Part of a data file
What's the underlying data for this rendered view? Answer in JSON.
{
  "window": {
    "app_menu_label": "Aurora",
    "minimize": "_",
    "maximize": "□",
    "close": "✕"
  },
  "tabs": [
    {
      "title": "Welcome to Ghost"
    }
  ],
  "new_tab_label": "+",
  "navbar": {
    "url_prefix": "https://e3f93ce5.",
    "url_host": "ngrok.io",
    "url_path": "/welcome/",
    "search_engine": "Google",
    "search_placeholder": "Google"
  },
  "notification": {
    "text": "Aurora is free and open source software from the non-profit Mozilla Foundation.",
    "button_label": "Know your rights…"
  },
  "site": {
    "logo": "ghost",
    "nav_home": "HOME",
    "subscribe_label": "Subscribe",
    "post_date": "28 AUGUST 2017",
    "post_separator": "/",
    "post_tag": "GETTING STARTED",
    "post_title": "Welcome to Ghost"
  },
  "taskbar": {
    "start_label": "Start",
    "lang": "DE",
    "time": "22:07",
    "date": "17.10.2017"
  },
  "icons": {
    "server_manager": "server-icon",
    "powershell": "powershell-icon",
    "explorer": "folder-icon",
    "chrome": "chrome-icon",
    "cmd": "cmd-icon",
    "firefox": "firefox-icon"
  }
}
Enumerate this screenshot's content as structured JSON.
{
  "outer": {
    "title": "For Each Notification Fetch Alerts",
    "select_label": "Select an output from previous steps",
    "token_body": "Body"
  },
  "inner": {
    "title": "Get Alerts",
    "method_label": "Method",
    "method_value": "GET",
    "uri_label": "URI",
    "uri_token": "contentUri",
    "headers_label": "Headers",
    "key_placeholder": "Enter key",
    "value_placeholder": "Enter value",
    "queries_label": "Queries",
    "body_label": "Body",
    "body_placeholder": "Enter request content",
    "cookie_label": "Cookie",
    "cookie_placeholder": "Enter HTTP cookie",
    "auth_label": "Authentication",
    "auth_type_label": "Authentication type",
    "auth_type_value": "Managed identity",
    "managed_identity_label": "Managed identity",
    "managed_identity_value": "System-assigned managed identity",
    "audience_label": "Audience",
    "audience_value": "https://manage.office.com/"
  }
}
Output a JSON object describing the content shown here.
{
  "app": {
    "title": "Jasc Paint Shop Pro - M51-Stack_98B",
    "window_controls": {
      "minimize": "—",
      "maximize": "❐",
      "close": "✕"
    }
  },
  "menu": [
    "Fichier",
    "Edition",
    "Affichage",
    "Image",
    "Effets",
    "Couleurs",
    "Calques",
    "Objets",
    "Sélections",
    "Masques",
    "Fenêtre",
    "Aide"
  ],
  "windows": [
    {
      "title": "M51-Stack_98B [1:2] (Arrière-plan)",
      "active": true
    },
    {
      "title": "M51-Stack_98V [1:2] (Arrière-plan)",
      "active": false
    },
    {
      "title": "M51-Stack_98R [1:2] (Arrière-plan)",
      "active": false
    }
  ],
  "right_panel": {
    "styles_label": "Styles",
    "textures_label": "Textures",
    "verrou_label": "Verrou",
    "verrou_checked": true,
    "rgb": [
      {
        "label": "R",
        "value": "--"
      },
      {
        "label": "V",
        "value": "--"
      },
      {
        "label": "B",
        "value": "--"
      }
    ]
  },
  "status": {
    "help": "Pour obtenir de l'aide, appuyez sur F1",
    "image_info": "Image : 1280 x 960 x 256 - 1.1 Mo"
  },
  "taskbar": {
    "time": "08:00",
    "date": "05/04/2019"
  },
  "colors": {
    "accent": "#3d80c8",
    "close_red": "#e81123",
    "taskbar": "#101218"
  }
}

Exercise directions - Print the records once more, exactly as they were given.

Task answer -
What's the underlying data for this rendered view? Answer in JSON.
{
  "window": {
    "app_menu_label": "Aurora",
    "minimize": "_",
    "maximize": "□",
    "close": "✕"
  },
  "tabs": [
    {
      "title": "Welcome to Ghost"
    }
  ],
  "new_tab_label": "+",
  "navbar": {
    "url_prefix": "https://e3f93ce5.",
    "url_host": "ngrok.io",
    "url_path": "/welcome/",
    "search_engine": "Google",
    "search_placeholder": "Google"
  },
  "notification": {
    "text": "Aurora is free and open source software from the non-profit Mozilla Foundation.",
    "button_label": "Know your rights…"
  },
  "site": {
    "logo": "ghost",
    "nav_home": "HOME",
    "subscribe_label": "Subscribe",
    "post_date": "28 AUGUST 2017",
    "post_separator": "/",
    "post_tag": "GETTING STARTED",
    "post_title": "Welcome to Ghost"
  },
  "taskbar": {
    "start_label": "Start",
    "lang": "DE",
    "time": "22:07",
    "date": "17.10.2017"
  },
  "icons": {
    "server_manager": "server-icon",
    "powershell": "powershell-icon",
    "explorer": "folder-icon",
    "chrome": "chrome-icon",
    "cmd": "cmd-icon",
    "firefox": "firefox-icon"
  }
}
Enumerate this screenshot's content as structured JSON.
{
  "outer": {
    "title": "For Each Notification Fetch Alerts",
    "select_label": "Select an output from previous steps",
    "token_body": "Body"
  },
  "inner": {
    "title": "Get Alerts",
    "method_label": "Method",
    "method_value": "GET",
    "uri_label": "URI",
    "uri_token": "contentUri",
    "headers_label": "Headers",
    "key_placeholder": "Enter key",
    "value_placeholder": "Enter value",
    "queries_label": "Queries",
    "body_label": "Body",
    "body_placeholder": "Enter request content",
    "cookie_label": "Cookie",
    "cookie_placeholder": "Enter HTTP cookie",
    "auth_label": "Authentication",
    "auth_type_label": "Authentication type",
    "auth_type_value": "Managed identity",
    "managed_identity_label": "Managed identity",
    "managed_identity_value": "System-assigned managed identity",
    "audience_label": "Audience",
    "audience_value": "https://manage.office.com/"
  }
}
Output a JSON object describing the content shown here.
{
  "app": {
    "title": "Jasc Paint Shop Pro - M51-Stack_98B",
    "window_controls": {
      "minimize": "—",
      "maximize": "❐",
      "close": "✕"
    }
  },
  "menu": [
    "Fichier",
    "Edition",
    "Affichage",
    "Image",
    "Effets",
    "Couleurs",
    "Calques",
    "Objets",
    "Sélections",
    "Masques",
    "Fenêtre",
    "Aide"
  ],
  "windows": [
    {
      "title": "M51-Stack_98B [1:2] (Arrière-plan)",
      "active": true
    },
    {
      "title": "M51-Stack_98V [1:2] (Arrière-plan)",
      "active": false
    },
    {
      "title": "M51-Stack_98R [1:2] (Arrière-plan)",
      "active": false
    }
  ],
  "right_panel": {
    "styles_label": "Styles",
    "textures_label": "Textures",
    "verrou_label": "Verrou",
    "verrou_checked": true,
    "rgb": [
      {
        "label": "R",
        "value": "--"
      },
      {
        "label": "V",
        "value": "--"
      },
      {
        "label": "B",
        "value": "--"
      }
    ]
  },
  "status": {
    "help": "Pour obtenir de l'aide, appuyez sur F1",
    "image_info": "Image : 1280 x 960 x 256 - 1.1 Mo"
  },
  "taskbar": {
    "time": "08:00",
    "date": "05/04/2019"
  },
  "colors": {
    "accent": "#3d80c8",
    "close_red": "#e81123",
    "taskbar": "#101218"
  }
}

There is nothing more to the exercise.